- EXERCISE
Read the lines that follow and pick out every one containing the word "diastolic".

- WORKING DATA
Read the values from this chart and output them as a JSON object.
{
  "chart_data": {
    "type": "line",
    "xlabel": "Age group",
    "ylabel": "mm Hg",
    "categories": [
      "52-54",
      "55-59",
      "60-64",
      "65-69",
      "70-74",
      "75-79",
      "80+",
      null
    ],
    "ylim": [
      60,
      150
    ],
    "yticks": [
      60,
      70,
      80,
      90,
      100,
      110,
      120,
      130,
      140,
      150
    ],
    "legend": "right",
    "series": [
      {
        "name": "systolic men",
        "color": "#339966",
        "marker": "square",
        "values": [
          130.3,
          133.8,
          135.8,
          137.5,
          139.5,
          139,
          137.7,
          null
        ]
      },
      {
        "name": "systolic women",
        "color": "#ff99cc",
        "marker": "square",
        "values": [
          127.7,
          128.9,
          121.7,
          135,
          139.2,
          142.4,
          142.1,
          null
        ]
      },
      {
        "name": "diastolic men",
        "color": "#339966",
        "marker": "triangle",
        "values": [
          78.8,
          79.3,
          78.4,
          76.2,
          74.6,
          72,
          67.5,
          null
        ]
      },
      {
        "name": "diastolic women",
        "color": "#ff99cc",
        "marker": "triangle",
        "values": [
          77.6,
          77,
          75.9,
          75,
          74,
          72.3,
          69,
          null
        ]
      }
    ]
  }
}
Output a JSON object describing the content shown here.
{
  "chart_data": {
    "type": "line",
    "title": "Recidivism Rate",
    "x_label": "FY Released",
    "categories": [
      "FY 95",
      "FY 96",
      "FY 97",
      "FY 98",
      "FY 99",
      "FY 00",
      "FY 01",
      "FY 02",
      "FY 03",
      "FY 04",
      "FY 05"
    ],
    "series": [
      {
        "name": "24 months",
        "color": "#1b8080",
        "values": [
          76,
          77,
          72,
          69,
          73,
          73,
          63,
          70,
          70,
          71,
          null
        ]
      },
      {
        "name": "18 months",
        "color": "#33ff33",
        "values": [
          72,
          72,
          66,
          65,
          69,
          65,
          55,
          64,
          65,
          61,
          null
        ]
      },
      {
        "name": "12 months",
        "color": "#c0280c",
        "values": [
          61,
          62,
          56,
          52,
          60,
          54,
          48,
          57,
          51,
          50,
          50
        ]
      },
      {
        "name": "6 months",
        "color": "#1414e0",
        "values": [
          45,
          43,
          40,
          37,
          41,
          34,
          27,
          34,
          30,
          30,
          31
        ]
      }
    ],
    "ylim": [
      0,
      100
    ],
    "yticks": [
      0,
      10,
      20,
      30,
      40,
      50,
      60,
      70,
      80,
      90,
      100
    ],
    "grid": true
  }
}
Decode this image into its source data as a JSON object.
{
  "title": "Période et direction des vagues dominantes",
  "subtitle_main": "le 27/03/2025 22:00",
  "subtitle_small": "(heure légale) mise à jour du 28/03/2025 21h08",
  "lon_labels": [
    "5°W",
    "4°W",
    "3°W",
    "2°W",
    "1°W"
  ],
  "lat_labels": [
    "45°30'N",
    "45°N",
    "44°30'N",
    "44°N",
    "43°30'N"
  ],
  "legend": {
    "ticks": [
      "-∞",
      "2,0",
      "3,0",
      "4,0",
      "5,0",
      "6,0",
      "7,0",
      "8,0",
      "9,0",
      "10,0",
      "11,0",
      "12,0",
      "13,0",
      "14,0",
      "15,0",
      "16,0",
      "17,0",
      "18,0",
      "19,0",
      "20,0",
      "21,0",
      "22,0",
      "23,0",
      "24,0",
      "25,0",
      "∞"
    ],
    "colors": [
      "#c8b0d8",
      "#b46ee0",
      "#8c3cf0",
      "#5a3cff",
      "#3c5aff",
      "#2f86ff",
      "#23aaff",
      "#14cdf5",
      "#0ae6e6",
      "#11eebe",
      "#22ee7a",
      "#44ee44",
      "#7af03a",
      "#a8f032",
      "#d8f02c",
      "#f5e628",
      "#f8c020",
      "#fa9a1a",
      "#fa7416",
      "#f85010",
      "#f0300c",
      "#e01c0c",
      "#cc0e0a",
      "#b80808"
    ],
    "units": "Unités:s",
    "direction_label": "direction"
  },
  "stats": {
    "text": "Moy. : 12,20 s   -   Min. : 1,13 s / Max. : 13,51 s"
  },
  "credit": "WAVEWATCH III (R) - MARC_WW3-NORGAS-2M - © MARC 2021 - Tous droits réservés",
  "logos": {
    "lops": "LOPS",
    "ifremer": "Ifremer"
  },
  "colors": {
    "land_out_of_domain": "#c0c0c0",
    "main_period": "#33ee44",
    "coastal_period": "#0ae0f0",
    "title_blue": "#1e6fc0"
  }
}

- OUTPUT FOR THIS EXERCISE
        "name": "diastolic men",
        "name": "diastolic women",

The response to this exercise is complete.